**Goal**
Lay out every line of the entries below as a Markdown table with two columns, Row and Entry line. Number the rows in order, and leave out blank lines.

[BEGIN The data]

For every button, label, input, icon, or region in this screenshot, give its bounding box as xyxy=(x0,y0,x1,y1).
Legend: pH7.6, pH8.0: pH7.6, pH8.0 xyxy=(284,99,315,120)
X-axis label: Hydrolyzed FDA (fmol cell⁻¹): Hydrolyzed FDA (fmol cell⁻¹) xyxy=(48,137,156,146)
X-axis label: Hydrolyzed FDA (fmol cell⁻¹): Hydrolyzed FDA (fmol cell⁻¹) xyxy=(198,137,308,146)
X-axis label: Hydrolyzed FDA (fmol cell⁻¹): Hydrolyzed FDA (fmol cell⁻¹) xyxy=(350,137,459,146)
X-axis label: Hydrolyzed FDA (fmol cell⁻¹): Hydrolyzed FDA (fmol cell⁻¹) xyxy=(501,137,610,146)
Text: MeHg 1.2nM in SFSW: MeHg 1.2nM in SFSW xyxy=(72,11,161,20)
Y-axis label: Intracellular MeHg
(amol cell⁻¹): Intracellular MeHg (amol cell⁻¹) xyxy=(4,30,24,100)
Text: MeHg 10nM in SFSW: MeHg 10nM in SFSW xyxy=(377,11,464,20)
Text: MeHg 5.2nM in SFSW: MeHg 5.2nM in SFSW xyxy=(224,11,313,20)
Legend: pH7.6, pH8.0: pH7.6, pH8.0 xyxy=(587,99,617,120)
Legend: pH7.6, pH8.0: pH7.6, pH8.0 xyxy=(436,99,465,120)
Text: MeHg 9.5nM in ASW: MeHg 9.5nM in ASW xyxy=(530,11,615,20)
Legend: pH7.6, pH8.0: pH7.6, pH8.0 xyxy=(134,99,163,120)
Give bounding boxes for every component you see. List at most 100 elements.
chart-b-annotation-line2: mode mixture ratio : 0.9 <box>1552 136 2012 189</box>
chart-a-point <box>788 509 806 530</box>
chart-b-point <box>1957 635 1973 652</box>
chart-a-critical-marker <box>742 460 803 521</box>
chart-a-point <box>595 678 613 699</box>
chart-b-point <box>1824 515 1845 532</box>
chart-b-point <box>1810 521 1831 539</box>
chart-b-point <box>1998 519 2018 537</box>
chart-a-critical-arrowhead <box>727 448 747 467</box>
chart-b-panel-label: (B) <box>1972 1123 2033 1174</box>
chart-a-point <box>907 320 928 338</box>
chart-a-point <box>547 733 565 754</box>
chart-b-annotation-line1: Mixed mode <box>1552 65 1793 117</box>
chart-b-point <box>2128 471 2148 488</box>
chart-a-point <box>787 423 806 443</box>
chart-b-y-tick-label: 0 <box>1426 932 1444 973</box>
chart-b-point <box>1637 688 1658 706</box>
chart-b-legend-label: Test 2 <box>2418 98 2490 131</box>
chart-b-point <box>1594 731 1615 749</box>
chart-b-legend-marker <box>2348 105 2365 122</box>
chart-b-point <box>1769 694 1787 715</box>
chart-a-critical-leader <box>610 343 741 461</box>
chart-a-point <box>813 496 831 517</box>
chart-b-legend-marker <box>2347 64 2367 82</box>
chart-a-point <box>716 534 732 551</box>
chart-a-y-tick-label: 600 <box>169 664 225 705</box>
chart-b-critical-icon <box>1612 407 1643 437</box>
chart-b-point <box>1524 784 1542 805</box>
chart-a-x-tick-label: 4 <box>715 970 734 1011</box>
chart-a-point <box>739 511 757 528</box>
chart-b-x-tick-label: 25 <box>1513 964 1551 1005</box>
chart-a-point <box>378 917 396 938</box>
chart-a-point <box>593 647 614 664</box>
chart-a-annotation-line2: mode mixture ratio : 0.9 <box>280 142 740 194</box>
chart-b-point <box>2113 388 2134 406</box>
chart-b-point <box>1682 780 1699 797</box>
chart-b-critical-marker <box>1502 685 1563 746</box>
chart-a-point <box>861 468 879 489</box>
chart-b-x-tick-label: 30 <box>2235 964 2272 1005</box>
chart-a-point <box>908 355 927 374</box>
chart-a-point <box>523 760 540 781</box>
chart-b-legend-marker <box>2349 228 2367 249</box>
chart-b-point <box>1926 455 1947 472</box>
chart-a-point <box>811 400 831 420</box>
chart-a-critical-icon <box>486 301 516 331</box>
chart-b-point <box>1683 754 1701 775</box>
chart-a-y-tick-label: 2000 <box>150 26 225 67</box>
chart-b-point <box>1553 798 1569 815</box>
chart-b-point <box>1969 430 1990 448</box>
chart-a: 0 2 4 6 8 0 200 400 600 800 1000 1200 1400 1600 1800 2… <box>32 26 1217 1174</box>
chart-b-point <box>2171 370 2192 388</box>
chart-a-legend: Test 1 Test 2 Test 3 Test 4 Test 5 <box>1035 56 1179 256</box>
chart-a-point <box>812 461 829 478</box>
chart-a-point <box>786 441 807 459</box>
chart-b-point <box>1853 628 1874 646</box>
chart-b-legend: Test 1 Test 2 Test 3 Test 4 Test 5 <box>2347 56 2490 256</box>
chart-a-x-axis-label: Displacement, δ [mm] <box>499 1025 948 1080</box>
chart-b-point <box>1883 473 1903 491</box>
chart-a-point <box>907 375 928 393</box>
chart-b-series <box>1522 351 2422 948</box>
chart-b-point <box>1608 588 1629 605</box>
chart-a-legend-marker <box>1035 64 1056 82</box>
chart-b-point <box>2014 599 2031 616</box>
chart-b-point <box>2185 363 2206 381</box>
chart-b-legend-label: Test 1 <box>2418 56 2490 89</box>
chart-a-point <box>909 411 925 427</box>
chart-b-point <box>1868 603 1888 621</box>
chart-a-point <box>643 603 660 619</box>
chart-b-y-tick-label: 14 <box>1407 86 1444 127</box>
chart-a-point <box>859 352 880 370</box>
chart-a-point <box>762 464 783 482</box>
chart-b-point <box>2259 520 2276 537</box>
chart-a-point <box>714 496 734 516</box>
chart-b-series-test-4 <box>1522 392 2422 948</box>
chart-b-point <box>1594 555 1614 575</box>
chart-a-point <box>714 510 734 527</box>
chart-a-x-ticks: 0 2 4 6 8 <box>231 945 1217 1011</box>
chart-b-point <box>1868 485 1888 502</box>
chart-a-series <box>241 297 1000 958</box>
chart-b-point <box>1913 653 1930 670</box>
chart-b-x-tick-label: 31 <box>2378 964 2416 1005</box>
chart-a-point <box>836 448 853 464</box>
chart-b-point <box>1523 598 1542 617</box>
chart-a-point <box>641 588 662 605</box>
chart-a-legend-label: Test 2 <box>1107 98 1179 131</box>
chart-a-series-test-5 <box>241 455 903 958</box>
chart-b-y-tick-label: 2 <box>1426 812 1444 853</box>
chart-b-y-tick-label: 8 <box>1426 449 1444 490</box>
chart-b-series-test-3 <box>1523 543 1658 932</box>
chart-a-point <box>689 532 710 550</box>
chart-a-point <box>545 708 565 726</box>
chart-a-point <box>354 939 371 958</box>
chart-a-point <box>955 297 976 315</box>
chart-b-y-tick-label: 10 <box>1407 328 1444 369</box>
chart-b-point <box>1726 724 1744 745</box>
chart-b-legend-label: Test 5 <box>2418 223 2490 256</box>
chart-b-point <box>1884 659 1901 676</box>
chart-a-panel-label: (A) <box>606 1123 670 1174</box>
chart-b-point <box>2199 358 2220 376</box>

[END The data]

**Final result**
| Row | Entry line |
|---|---|
| 1 | For every button, label, input, icon, or region in this screenshot, give its bounding box as xyxy=(x0,y0,x1,y1). |
| 2 | Legend: pH7.6, pH8.0: pH7.6, pH8.0 xyxy=(284,99,315,120) |
| 3 | X-axis label: Hydrolyzed FDA (fmol cell⁻¹): Hydrolyzed FDA (fmol cell⁻¹) xyxy=(48,137,156,146) |
| 4 | X-axis label: Hydrolyzed FDA (fmol cell⁻¹): Hydrolyzed FDA (fmol cell⁻¹) xyxy=(198,137,308,146) |
| 5 | X-axis label: Hydrolyzed FDA (fmol cell⁻¹): Hydrolyzed FDA (fmol cell⁻¹) xyxy=(350,137,459,146) |
| 6 | X-axis label: Hydrolyzed FDA (fmol cell⁻¹): Hydrolyzed FDA (fmol cell⁻¹) xyxy=(501,137,610,146) |
| 7 | Text: MeHg 1.2nM in SFSW: MeHg 1.2nM in SFSW xyxy=(72,11,161,20) |
| 8 | Y-axis label: Intracellular MeHg |
| 9 | (amol cell⁻¹): Intracellular MeHg (amol cell⁻¹) xyxy=(4,30,24,100) |
| 10 | Text: MeHg 10nM in SFSW: MeHg 10nM in SFSW xyxy=(377,11,464,20) |
| 11 | Text: MeHg 5.2nM in SFSW: MeHg 5.2nM in SFSW xyxy=(224,11,313,20) |
| 12 | Legend: pH7.6, pH8.0: pH7.6, pH8.0 xyxy=(587,99,617,120) |
| 13 | Legend: pH7.6, pH8.0: pH7.6, pH8.0 xyxy=(436,99,465,120) |
| 14 | Text: MeHg 9.5nM in ASW: MeHg 9.5nM in ASW xyxy=(530,11,615,20) |
| 15 | Legend: pH7.6, pH8.0: pH7.6, pH8.0 xyxy=(134,99,163,120) |
| 16 | Give bounding boxes for every component you see. List at most 100 elements. |
| 17 | chart-b-annotation-line2: mode mixture ratio : 0.9 <box>1552 136 2012 189</box> |
| 18 | chart-a-point <box>788 509 806 530</box> |
| 19 | chart-b-point <box>1957 635 1973 652</box> |
| 20 | chart-a-critical-marker <box>742 460 803 521</box> |
| 21 | chart-a-point <box>595 678 613 699</box> |
| 22 | chart-b-point <box>1824 515 1845 532</box> |
| 23 | chart-b-point <box>1810 521 1831 539</box> |
| 24 | chart-b-point <box>1998 519 2018 537</box> |
| 25 | chart-a-critical-arrowhead <box>727 448 747 467</box> |
| 26 | chart-b-panel-label: (B) <box>1972 1123 2033 1174</box> |
| 27 | chart-a-point <box>907 320 928 338</box> |
| 28 | chart-a-point <box>547 733 565 754</box> |
| 29 | chart-b-annotation-line1: Mixed mode <box>1552 65 1793 117</box> |
| 30 | chart-b-point <box>2128 471 2148 488</box> |
| 31 | chart-a-point <box>787 423 806 443</box> |
| 32 | chart-b-y-tick-label: 0 <box>1426 932 1444 973</box> |
| 33 | chart-b-point <box>1637 688 1658 706</box> |
| 34 | chart-b-legend-label: Test 2 <box>2418 98 2490 131</box> |
| 35 | chart-b-point <box>1594 731 1615 749</box> |
| 36 | chart-b-legend-marker <box>2348 105 2365 122</box> |
| 37 | chart-b-point <box>1769 694 1787 715</box> |
| 38 | chart-a-critical-leader <box>610 343 741 461</box> |
| 39 | chart-a-point <box>813 496 831 517</box> |
| 40 | chart-b-legend-marker <box>2347 64 2367 82</box> |
| 41 | chart-a-point <box>716 534 732 551</box> |
| 42 | chart-a-y-tick-label: 600 <box>169 664 225 705</box> |
| 43 | chart-b-critical-icon <box>1612 407 1643 437</box> |
| 44 | chart-b-point <box>1524 784 1542 805</box> |
| 45 | chart-a-x-tick-label: 4 <box>715 970 734 1011</box> |
| 46 | chart-a-point <box>739 511 757 528</box> |
| 47 | chart-b-x-tick-label: 25 <box>1513 964 1551 1005</box> |
| 48 | chart-a-point <box>378 917 396 938</box> |
| 49 | chart-a-point <box>593 647 614 664</box> |
| 50 | chart-a-annotation-line2: mode mixture ratio : 0.9 <box>280 142 740 194</box> |
| 51 | chart-b-point <box>2113 388 2134 406</box> |
| 52 | chart-b-point <box>1682 780 1699 797</box> |
| 53 | chart-b-critical-marker <box>1502 685 1563 746</box> |
| 54 | chart-a-point <box>861 468 879 489</box> |
| 55 | chart-b-x-tick-label: 30 <box>2235 964 2272 1005</box> |
| 56 | chart-a-point <box>908 355 927 374</box> |
| 57 | chart-a-point <box>523 760 540 781</box> |
| 58 | chart-b-legend-marker <box>2349 228 2367 249</box> |
| 59 | chart-b-point <box>1926 455 1947 472</box> |
| 60 | chart-a-point <box>811 400 831 420</box> |
| 61 | chart-a-critical-icon <box>486 301 516 331</box> |
| 62 | chart-b-point <box>1683 754 1701 775</box> |
| 63 | chart-a-y-tick-label: 2000 <box>150 26 225 67</box> |
| 64 | chart-b-point <box>1553 798 1569 815</box> |
| 65 | chart-b-point <box>1969 430 1990 448</box> |
| 66 | chart-a: 0 2 4 6 8 0 200 400 600 800 1000 1200 1400 1600 1800 2… <box>32 26 1217 1174</box> |
| 67 | chart-b-point <box>2171 370 2192 388</box> |
| 68 | chart-a-legend: Test 1 Test 2 Test 3 Test 4 Test 5 <box>1035 56 1179 256</box> |
| 69 | chart-a-point <box>812 461 829 478</box> |
| 70 | chart-a-point <box>786 441 807 459</box> |
| 71 | chart-b-point <box>1853 628 1874 646</box> |
| 72 | chart-b-legend: Test 1 Test 2 Test 3 Test 4 Test 5 <box>2347 56 2490 256</box> |
| 73 | chart-a-x-axis-label: Displacement, δ [mm] <box>499 1025 948 1080</box> |
| 74 | chart-b-point <box>1883 473 1903 491</box> |
| 75 | chart-a-point <box>907 375 928 393</box> |
| 76 | chart-b-series <box>1522 351 2422 948</box> |
| 77 | chart-b-point <box>1608 588 1629 605</box> |
| 78 | chart-a-legend-marker <box>1035 64 1056 82</box> |
| 79 | chart-b-point <box>2014 599 2031 616</box> |
| 80 | chart-b-point <box>2185 363 2206 381</box> |
| 81 | chart-b-legend-label: Test 1 <box>2418 56 2490 89</box> |
| 82 | chart-a-point <box>909 411 925 427</box> |
| 83 | chart-b-point <box>1868 603 1888 621</box> |
| 84 | chart-a-point <box>643 603 660 619</box> |
| 85 | chart-b-y-tick-label: 14 <box>1407 86 1444 127</box> |
| 86 | chart-a-point <box>859 352 880 370</box> |
| 87 | chart-a-point <box>762 464 783 482</box> |
| 88 | chart-b-point <box>2259 520 2276 537</box> |
| 89 | chart-a-point <box>714 496 734 516</box> |
| 90 | chart-b-series-test-4 <box>1522 392 2422 948</box> |
| 91 | chart-b-point <box>1594 555 1614 575</box> |
| 92 | chart-a-point <box>714 510 734 527</box> |
| 93 | chart-a-x-ticks: 0 2 4 6 8 <box>231 945 1217 1011</box> |
| 94 | chart-b-point <box>1868 485 1888 502</box> |
| 95 | chart-a-series <box>241 297 1000 958</box> |
| 96 | chart-b-point <box>1913 653 1930 670</box> |
| 97 | chart-b-x-tick-label: 31 <box>2378 964 2416 1005</box> |
| 98 | chart-a-point <box>836 448 853 464</box> |
| 99 | chart-b-point <box>1523 598 1542 617</box> |
| 100 | chart-a-point <box>641 588 662 605</box> |
| 101 | chart-a-legend-label: Test 2 <box>1107 98 1179 131</box> |
| 102 | chart-a-series-test-5 <box>241 455 903 958</box> |
| 103 | chart-b-y-tick-label: 2 <box>1426 812 1444 853</box> |
| 104 | chart-b-y-tick-label: 8 <box>1426 449 1444 490</box> |
| 105 | chart-b-series-test-3 <box>1523 543 1658 932</box> |
| 106 | chart-a-point <box>689 532 710 550</box> |
| 107 | chart-a-point <box>545 708 565 726</box> |
| 108 | chart-a-point <box>354 939 371 958</box> |
| 109 | chart-a-point <box>955 297 976 315</box> |
| 110 | chart-b-y-tick-label: 10 <box>1407 328 1444 369</box> |
| 111 | chart-b-point <box>1726 724 1744 745</box> |
| 112 | chart-b-legend-label: Test 5 <box>2418 223 2490 256</box> |
| 113 | chart-b-point <box>1884 659 1901 676</box> |
| 114 | chart-a-panel-label: (A) <box>606 1123 670 1174</box> |
| 115 | chart-b-point <box>2199 358 2220 376</box> |